# REQUIREMENT:
Repeat the listing word for word. No pictures belong in the copy.

Excerpts from a figure dataset
* begin *

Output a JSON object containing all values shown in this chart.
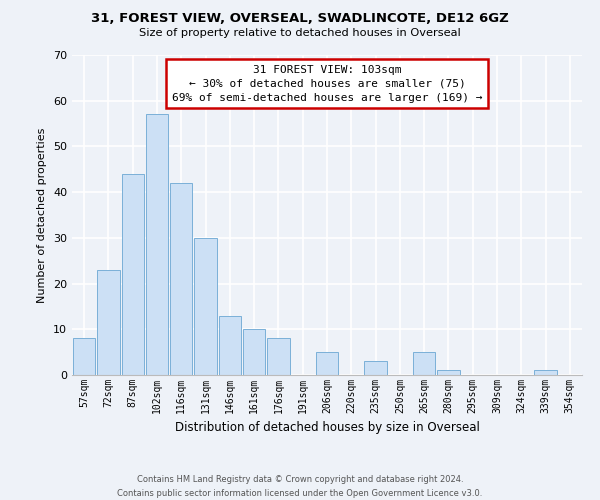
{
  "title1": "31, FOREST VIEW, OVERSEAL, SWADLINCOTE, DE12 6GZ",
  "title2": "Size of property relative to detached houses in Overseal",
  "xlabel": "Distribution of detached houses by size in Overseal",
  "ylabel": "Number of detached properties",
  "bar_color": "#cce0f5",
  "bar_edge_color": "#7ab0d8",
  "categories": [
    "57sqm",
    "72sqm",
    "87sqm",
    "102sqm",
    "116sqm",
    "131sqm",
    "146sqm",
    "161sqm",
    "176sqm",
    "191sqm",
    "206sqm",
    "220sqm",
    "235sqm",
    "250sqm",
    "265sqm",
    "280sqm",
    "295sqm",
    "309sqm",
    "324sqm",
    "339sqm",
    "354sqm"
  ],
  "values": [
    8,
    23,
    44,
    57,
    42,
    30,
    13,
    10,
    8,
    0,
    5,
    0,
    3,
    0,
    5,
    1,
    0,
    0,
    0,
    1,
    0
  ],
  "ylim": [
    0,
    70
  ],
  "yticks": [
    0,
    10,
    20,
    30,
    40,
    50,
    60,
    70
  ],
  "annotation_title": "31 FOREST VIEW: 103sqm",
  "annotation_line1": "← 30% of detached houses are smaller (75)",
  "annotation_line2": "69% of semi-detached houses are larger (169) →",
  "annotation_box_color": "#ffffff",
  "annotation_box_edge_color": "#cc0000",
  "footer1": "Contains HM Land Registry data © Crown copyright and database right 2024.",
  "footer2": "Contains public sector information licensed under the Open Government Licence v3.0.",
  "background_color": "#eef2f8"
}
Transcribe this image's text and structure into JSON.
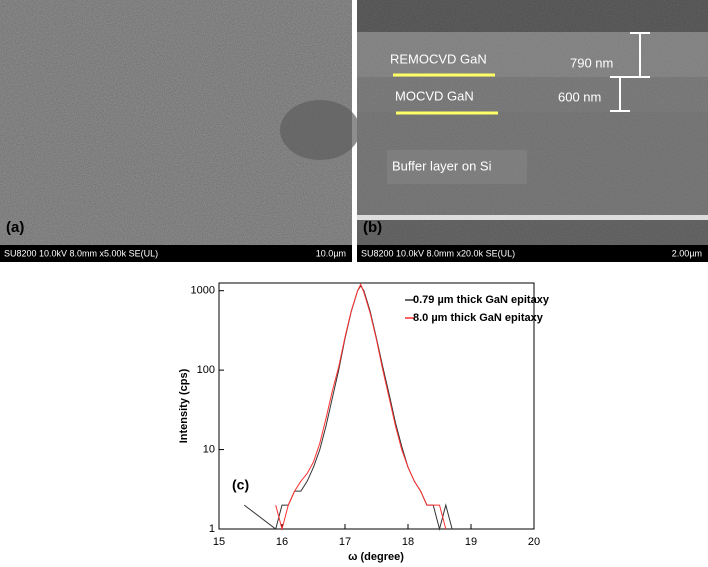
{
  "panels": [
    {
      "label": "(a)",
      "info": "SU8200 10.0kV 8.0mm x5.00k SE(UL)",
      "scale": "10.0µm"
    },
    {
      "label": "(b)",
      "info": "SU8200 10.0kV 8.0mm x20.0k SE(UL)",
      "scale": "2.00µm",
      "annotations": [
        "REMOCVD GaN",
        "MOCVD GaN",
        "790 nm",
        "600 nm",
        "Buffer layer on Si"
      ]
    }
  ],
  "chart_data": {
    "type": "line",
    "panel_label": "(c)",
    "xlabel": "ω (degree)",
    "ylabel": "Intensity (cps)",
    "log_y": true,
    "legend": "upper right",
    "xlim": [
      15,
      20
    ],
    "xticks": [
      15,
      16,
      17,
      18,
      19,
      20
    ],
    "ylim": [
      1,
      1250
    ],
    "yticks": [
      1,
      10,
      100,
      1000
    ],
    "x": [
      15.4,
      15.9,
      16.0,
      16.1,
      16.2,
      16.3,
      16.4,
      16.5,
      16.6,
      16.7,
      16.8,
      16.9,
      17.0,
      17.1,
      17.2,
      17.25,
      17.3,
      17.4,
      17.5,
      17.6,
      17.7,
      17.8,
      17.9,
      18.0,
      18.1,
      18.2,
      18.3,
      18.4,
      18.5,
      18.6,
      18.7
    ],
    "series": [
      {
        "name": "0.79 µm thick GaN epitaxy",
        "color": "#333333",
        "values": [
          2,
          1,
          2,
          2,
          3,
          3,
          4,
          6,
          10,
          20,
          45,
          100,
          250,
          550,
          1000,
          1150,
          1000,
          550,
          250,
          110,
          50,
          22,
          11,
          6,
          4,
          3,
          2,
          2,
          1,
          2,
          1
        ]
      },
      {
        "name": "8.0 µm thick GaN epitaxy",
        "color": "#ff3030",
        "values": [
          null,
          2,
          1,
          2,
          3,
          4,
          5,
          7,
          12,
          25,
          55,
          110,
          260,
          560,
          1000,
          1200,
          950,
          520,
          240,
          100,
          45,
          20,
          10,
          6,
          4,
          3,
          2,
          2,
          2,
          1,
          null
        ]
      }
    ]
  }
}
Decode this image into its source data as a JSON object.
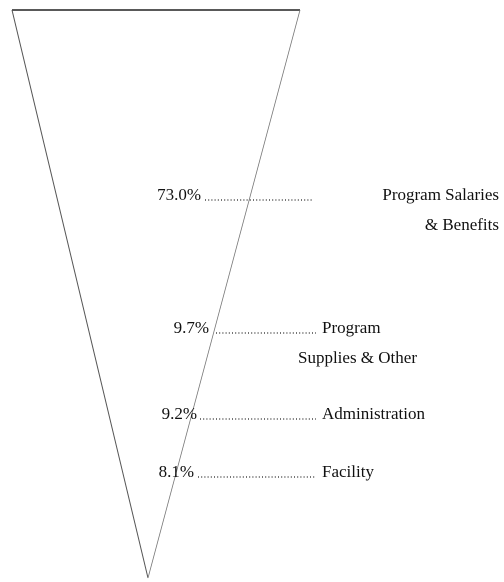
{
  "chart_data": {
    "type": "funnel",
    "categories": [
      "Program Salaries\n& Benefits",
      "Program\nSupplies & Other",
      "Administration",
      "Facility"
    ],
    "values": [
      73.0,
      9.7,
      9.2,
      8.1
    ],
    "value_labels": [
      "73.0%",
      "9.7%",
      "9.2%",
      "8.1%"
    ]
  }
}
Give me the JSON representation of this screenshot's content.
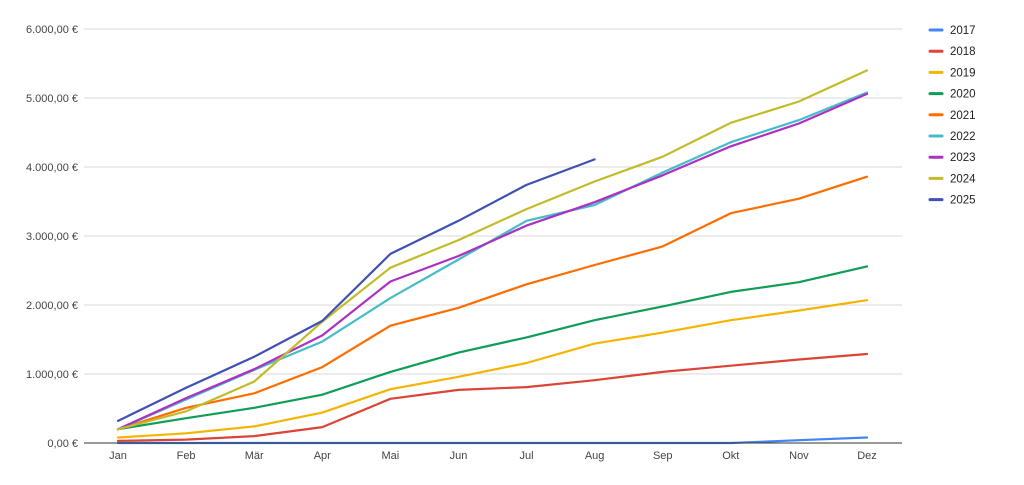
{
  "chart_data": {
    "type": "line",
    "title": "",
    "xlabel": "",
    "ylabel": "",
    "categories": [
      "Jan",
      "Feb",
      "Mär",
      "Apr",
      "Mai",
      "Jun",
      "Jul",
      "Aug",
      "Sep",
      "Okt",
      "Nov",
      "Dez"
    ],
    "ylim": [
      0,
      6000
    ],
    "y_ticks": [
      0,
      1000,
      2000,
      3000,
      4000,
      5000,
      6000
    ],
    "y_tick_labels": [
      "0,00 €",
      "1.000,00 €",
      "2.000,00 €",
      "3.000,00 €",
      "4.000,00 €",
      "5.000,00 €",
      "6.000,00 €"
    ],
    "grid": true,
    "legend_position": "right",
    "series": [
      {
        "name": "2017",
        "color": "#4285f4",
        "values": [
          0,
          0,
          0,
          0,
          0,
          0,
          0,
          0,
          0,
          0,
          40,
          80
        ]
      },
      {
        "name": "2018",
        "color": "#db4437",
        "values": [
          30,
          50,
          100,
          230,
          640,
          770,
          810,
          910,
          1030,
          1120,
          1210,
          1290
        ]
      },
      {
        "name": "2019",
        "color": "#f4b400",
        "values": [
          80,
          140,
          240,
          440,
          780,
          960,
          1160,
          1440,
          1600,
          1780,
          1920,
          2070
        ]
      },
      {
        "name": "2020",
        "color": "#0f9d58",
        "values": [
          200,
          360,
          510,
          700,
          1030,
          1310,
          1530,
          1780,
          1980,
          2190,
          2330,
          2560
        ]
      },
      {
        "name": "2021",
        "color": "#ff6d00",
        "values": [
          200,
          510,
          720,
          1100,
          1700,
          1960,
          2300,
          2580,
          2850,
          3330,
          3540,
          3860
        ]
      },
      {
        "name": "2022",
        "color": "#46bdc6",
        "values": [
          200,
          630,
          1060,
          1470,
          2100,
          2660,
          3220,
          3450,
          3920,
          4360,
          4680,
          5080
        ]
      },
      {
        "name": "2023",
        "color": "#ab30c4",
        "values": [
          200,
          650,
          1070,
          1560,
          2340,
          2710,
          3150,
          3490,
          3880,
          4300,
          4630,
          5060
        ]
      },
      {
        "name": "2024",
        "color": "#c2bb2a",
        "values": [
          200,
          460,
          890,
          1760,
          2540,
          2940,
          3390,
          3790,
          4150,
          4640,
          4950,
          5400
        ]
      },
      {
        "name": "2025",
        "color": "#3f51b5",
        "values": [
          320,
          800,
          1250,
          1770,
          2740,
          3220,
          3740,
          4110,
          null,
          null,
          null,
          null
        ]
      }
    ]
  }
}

* end *

# WRITTEN REPLY:
Output a JSON object containing all values shown in this chart.
{
  "title1": "31, FOREST VIEW, OVERSEAL, SWADLINCOTE, DE12 6GZ",
  "title2": "Size of property relative to detached houses in Overseal",
  "xlabel": "Distribution of detached houses by size in Overseal",
  "ylabel": "Number of detached properties",
  "bar_color": "#cce0f5",
  "bar_edge_color": "#7ab0d8",
  "categories": [
    "57sqm",
    "72sqm",
    "87sqm",
    "102sqm",
    "116sqm",
    "131sqm",
    "146sqm",
    "161sqm",
    "176sqm",
    "191sqm",
    "206sqm",
    "220sqm",
    "235sqm",
    "250sqm",
    "265sqm",
    "280sqm",
    "295sqm",
    "309sqm",
    "324sqm",
    "339sqm",
    "354sqm"
  ],
  "values": [
    8,
    23,
    44,
    57,
    42,
    30,
    13,
    10,
    8,
    0,
    5,
    0,
    3,
    0,
    5,
    1,
    0,
    0,
    0,
    1,
    0
  ],
  "ylim": [
    0,
    70
  ],
  "yticks": [
    0,
    10,
    20,
    30,
    40,
    50,
    60,
    70
  ],
  "annotation_title": "31 FOREST VIEW: 103sqm",
  "annotation_line1": "← 30% of detached houses are smaller (75)",
  "annotation_line2": "69% of semi-detached houses are larger (169) →",
  "annotation_box_color": "#ffffff",
  "annotation_box_edge_color": "#cc0000",
  "footer1": "Contains HM Land Registry data © Crown copyright and database right 2024.",
  "footer2": "Contains public sector information licensed under the Open Government Licence v3.0.",
  "background_color": "#eef2f8"
}
Transcribe this image's text and structure into JSON.
{
  "panels": [
    {
      "label": "(a)",
      "info": "SU8200 10.0kV 8.0mm x5.00k SE(UL)",
      "scale": "10.0µm"
    },
    {
      "label": "(b)",
      "info": "SU8200 10.0kV 8.0mm x20.0k SE(UL)",
      "scale": "2.00µm",
      "annotations": [
        "REMOCVD GaN",
        "MOCVD GaN",
        "790 nm",
        "600 nm",
        "Buffer layer on Si"
      ]
    }
  ],
  "chart_data": {
    "type": "line",
    "panel_label": "(c)",
    "xlabel": "ω (degree)",
    "ylabel": "Intensity (cps)",
    "log_y": true,
    "legend": "upper right",
    "xlim": [
      15,
      20
    ],
    "xticks": [
      15,
      16,
      17,
      18,
      19,
      20
    ],
    "ylim": [
      1,
      1250
    ],
    "yticks": [
      1,
      10,
      100,
      1000
    ],
    "x": [
      15.4,
      15.9,
      16.0,
      16.1,
      16.2,
      16.3,
      16.4,
      16.5,
      16.6,
      16.7,
      16.8,
      16.9,
      17.0,
      17.1,
      17.2,
      17.25,
      17.3,
      17.4,
      17.5,
      17.6,
      17.7,
      17.8,
      17.9,
      18.0,
      18.1,
      18.2,
      18.3,
      18.4,
      18.5,
      18.6,
      18.7
    ],
    "series": [
      {
        "name": "0.79 µm thick GaN epitaxy",
        "color": "#333333",
        "values": [
          2,
          1,
          2,
          2,
          3,
          3,
          4,
          6,
          10,
          20,
          45,
          100,
          250,
          550,
          1000,
          1150,
          1000,
          550,
          250,
          110,
          50,
          22,
          11,
          6,
          4,
          3,
          2,
          2,
          1,
          2,
          1
        ]
      },
      {
        "name": "8.0 µm thick GaN epitaxy",
        "color": "#ff3030",
        "values": [
          null,
          2,
          1,
          2,
          3,
          4,
          5,
          7,
          12,
          25,
          55,
          110,
          260,
          560,
          1000,
          1200,
          950,
          520,
          240,
          100,
          45,
          20,
          10,
          6,
          4,
          3,
          2,
          2,
          2,
          1,
          null
        ]
      }
    ]
  }
}
Decode this image into its source data as a JSON object.
{
  "chart_data": {
    "type": "funnel",
    "categories": [
      "Program Salaries\n& Benefits",
      "Program\nSupplies & Other",
      "Administration",
      "Facility"
    ],
    "values": [
      73.0,
      9.7,
      9.2,
      8.1
    ],
    "value_labels": [
      "73.0%",
      "9.7%",
      "9.2%",
      "8.1%"
    ]
  }
}
Give me the JSON representation of this screenshot's content.
{
  "chart_data": {
    "type": "line",
    "title": "",
    "xlabel": "",
    "ylabel": "",
    "categories": [
      "Jan",
      "Feb",
      "Mär",
      "Apr",
      "Mai",
      "Jun",
      "Jul",
      "Aug",
      "Sep",
      "Okt",
      "Nov",
      "Dez"
    ],
    "ylim": [
      0,
      6000
    ],
    "y_ticks": [
      0,
      1000,
      2000,
      3000,
      4000,
      5000,
      6000
    ],
    "y_tick_labels": [
      "0,00 €",
      "1.000,00 €",
      "2.000,00 €",
      "3.000,00 €",
      "4.000,00 €",
      "5.000,00 €",
      "6.000,00 €"
    ],
    "grid": true,
    "legend_position": "right",
    "series": [
      {
        "name": "2017",
        "color": "#4285f4",
        "values": [
          0,
          0,
          0,
          0,
          0,
          0,
          0,
          0,
          0,
          0,
          40,
          80
        ]
      },
      {
        "name": "2018",
        "color": "#db4437",
        "values": [
          30,
          50,
          100,
          230,
          640,
          770,
          810,
          910,
          1030,
          1120,
          1210,
          1290
        ]
      },
      {
        "name": "2019",
        "color": "#f4b400",
        "values": [
          80,
          140,
          240,
          440,
          780,
          960,
          1160,
          1440,
          1600,
          1780,
          1920,
          2070
        ]
      },
      {
        "name": "2020",
        "color": "#0f9d58",
        "values": [
          200,
          360,
          510,
          700,
          1030,
          1310,
          1530,
          1780,
          1980,
          2190,
          2330,
          2560
        ]
      },
      {
        "name": "2021",
        "color": "#ff6d00",
        "values": [
          200,
          510,
          720,
          1100,
          1700,
          1960,
          2300,
          2580,
          2850,
          3330,
          3540,
          3860
        ]
      },
      {
        "name": "2022",
        "color": "#46bdc6",
        "values": [
          200,
          630,
          1060,
          1470,
          2100,
          2660,
          3220,
          3450,
          3920,
          4360,
          4680,
          5080
        ]
      },
      {
        "name": "2023",
        "color": "#ab30c4",
        "values": [
          200,
          650,
          1070,
          1560,
          2340,
          2710,
          3150,
          3490,
          3880,
          4300,
          4630,
          5060
        ]
      },
      {
        "name": "2024",
        "color": "#c2bb2a",
        "values": [
          200,
          460,
          890,
          1760,
          2540,
          2940,
          3390,
          3790,
          4150,
          4640,
          4950,
          5400
        ]
      },
      {
        "name": "2025",
        "color": "#3f51b5",
        "values": [
          320,
          800,
          1250,
          1770,
          2740,
          3220,
          3740,
          4110,
          null,
          null,
          null,
          null
        ]
      }
    ]
  }
}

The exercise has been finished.